Job: Output each entry that follows exactly. Images stay out.

Listed entries:

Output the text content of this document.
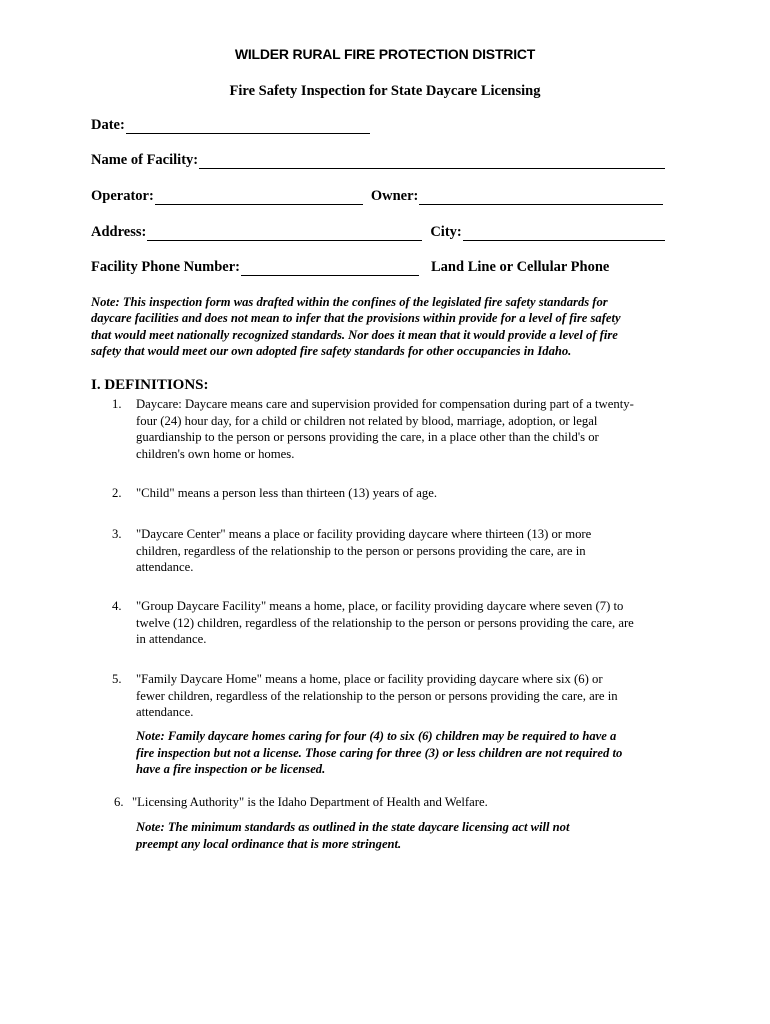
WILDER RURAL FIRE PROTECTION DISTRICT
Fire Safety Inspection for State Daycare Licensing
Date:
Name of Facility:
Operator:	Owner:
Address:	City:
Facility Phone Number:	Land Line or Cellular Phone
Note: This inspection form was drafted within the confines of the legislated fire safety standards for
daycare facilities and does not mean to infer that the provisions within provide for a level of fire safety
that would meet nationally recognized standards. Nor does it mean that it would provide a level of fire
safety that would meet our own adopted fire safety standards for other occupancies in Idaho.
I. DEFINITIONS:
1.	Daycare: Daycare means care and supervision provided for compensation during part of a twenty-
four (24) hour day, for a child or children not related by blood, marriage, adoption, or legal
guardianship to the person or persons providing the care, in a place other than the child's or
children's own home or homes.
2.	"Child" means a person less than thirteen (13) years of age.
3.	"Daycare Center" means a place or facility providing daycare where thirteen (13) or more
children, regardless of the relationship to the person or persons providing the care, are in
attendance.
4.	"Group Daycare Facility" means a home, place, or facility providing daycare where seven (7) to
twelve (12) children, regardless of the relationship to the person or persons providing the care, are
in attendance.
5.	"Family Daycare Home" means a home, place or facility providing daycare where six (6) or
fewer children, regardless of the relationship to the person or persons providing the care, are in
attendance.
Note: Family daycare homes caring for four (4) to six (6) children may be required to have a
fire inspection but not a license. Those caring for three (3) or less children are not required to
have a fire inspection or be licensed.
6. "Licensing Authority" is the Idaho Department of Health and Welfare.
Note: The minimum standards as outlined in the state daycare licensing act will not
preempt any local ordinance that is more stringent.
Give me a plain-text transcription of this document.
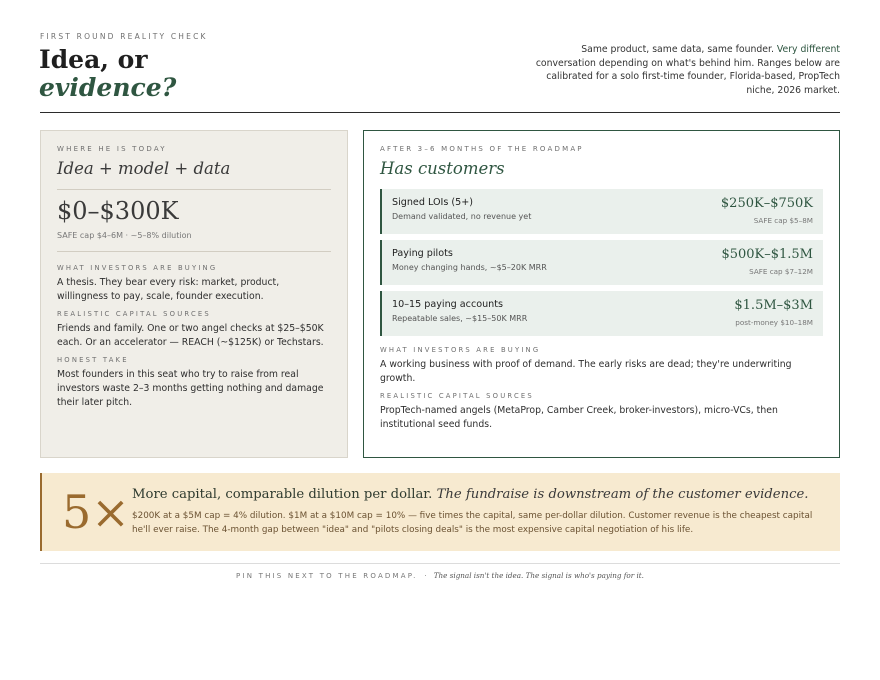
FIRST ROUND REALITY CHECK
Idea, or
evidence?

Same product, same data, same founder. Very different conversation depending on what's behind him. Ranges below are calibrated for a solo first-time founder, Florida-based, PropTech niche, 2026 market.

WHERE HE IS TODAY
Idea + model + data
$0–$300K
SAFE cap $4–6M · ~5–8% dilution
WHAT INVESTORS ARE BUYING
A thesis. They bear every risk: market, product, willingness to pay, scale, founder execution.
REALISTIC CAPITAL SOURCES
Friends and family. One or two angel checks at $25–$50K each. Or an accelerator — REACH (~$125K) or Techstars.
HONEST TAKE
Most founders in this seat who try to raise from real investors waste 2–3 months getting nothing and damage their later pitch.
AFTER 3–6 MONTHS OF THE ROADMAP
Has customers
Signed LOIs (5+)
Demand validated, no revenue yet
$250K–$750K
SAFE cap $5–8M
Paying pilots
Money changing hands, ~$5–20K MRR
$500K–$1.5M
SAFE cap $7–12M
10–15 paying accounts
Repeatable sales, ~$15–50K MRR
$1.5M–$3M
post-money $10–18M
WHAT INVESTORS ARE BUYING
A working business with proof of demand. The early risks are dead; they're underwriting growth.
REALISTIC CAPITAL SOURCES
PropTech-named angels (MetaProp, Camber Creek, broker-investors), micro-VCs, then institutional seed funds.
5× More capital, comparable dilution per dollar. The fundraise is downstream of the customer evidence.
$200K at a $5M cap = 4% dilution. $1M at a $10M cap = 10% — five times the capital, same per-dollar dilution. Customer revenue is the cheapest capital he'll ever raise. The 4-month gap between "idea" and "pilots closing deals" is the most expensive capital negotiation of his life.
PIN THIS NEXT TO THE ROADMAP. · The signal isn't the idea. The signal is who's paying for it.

Final result:
Output the text content of this document.
WILDER RURAL FIRE PROTECTION DISTRICT
Fire Safety Inspection for State Daycare Licensing
Date:
Name of Facility:
Operator:	Owner:
Address:	City:
Facility Phone Number:	Land Line or Cellular Phone
Note: This inspection form was drafted within the confines of the legislated fire safety standards for
daycare facilities and does not mean to infer that the provisions within provide for a level of fire safety
that would meet nationally recognized standards. Nor does it mean that it would provide a level of fire
safety that would meet our own adopted fire safety standards for other occupancies in Idaho.
I. DEFINITIONS:
1.	Daycare: Daycare means care and supervision provided for compensation during part of a twenty-
four (24) hour day, for a child or children not related by blood, marriage, adoption, or legal
guardianship to the person or persons providing the care, in a place other than the child's or
children's own home or homes.
2.	"Child" means a person less than thirteen (13) years of age.
3.	"Daycare Center" means a place or facility providing daycare where thirteen (13) or more
children, regardless of the relationship to the person or persons providing the care, are in
attendance.
4.	"Group Daycare Facility" means a home, place, or facility providing daycare where seven (7) to
twelve (12) children, regardless of the relationship to the person or persons providing the care, are
in attendance.
5.	"Family Daycare Home" means a home, place or facility providing daycare where six (6) or
fewer children, regardless of the relationship to the person or persons providing the care, are in
attendance.
Note: Family daycare homes caring for four (4) to six (6) children may be required to have a
fire inspection but not a license. Those caring for three (3) or less children are not required to
have a fire inspection or be licensed.
6. "Licensing Authority" is the Idaho Department of Health and Welfare.
Note: The minimum standards as outlined in the state daycare licensing act will not
preempt any local ordinance that is more stringent.
Give me a plain-text transcription of this document.
FIRST ROUND REALITY CHECK
Idea, or
evidence?

Same product, same data, same founder. Very different conversation depending on what's behind him. Ranges below are calibrated for a solo first-time founder, Florida-based, PropTech niche, 2026 market.

WHERE HE IS TODAY
Idea + model + data
$0–$300K
SAFE cap $4–6M · ~5–8% dilution
WHAT INVESTORS ARE BUYING
A thesis. They bear every risk: market, product, willingness to pay, scale, founder execution.
REALISTIC CAPITAL SOURCES
Friends and family. One or two angel checks at $25–$50K each. Or an accelerator — REACH (~$125K) or Techstars.
HONEST TAKE
Most founders in this seat who try to raise from real investors waste 2–3 months getting nothing and damage their later pitch.
AFTER 3–6 MONTHS OF THE ROADMAP
Has customers
Signed LOIs (5+)
Demand validated, no revenue yet
$250K–$750K
SAFE cap $5–8M
Paying pilots
Money changing hands, ~$5–20K MRR
$500K–$1.5M
SAFE cap $7–12M
10–15 paying accounts
Repeatable sales, ~$15–50K MRR
$1.5M–$3M
post-money $10–18M
WHAT INVESTORS ARE BUYING
A working business with proof of demand. The early risks are dead; they're underwriting growth.
REALISTIC CAPITAL SOURCES
PropTech-named angels (MetaProp, Camber Creek, broker-investors), micro-VCs, then institutional seed funds.
5× More capital, comparable dilution per dollar. The fundraise is downstream of the customer evidence.
$200K at a $5M cap = 4% dilution. $1M at a $10M cap = 10% — five times the capital, same per-dollar dilution. Customer revenue is the cheapest capital he'll ever raise. The 4-month gap between "idea" and "pilots closing deals" is the most expensive capital negotiation of his life.
PIN THIS NEXT TO THE ROADMAP. · The signal isn't the idea. The signal is who's paying for it.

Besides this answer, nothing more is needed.